- **Stated goal**
Go through the listing below and list every line with "text".

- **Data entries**
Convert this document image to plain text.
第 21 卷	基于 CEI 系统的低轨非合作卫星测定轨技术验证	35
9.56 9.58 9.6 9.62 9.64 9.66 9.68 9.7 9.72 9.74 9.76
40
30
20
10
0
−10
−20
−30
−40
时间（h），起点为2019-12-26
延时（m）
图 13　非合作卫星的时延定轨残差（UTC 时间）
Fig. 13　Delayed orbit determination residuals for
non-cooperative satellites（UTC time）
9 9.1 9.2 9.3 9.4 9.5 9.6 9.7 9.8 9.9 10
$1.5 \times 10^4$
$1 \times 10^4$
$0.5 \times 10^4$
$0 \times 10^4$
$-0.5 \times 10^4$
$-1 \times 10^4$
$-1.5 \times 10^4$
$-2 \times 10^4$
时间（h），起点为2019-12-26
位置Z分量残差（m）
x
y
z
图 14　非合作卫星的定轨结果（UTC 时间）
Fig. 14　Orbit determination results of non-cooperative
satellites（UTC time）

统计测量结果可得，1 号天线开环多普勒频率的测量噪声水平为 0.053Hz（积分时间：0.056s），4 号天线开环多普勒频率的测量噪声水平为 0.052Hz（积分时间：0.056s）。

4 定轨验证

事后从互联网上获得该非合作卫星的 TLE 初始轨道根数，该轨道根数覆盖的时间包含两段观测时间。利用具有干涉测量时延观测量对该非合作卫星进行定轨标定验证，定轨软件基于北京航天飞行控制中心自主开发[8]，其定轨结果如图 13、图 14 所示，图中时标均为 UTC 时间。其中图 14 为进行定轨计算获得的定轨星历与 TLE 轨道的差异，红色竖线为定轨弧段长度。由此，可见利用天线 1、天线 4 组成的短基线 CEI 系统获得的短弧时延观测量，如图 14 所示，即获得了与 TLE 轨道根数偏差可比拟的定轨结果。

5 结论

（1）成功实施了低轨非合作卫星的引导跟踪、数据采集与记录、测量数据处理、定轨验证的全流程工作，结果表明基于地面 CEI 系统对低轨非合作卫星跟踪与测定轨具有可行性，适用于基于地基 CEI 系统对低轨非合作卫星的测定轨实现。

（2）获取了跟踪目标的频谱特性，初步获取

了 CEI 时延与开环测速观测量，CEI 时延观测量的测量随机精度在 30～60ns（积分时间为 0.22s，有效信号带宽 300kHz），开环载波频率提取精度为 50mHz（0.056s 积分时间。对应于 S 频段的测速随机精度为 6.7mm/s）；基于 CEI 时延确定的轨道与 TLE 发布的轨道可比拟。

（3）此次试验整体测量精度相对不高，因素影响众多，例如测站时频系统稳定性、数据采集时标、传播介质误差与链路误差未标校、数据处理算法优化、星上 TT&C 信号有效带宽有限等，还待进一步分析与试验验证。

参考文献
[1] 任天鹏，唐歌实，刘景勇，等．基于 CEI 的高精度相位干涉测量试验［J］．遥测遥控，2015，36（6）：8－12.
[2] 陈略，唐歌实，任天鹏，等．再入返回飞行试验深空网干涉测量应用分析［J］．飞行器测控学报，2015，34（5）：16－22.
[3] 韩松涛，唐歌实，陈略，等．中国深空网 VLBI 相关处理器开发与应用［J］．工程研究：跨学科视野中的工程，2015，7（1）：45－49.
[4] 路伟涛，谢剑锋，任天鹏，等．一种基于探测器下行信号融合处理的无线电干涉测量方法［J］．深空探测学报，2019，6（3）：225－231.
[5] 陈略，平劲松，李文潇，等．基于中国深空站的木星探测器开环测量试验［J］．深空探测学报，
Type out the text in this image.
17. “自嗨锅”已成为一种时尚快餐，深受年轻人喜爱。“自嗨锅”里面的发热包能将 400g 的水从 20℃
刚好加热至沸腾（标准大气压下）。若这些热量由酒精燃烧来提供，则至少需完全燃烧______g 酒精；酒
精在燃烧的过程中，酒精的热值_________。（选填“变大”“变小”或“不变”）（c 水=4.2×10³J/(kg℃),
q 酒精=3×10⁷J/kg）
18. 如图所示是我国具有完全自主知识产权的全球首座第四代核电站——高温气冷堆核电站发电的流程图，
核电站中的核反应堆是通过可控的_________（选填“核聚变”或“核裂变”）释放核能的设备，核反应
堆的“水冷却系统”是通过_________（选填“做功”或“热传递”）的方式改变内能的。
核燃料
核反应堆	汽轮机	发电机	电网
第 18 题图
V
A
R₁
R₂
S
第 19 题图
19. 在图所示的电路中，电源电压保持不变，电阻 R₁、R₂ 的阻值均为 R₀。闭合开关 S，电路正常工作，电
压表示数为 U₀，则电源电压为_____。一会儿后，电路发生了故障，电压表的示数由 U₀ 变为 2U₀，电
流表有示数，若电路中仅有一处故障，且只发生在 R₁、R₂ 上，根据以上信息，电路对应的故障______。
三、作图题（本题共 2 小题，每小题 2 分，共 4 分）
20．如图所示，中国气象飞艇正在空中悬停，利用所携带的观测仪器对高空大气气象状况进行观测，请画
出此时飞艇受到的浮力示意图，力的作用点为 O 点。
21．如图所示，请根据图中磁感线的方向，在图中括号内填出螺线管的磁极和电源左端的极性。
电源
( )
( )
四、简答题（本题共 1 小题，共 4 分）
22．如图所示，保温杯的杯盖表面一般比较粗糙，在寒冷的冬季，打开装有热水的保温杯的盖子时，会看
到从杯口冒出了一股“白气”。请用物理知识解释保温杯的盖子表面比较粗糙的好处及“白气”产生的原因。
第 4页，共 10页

- **Problem solution**
Convert this document image to plain text.
Type out the text in this image.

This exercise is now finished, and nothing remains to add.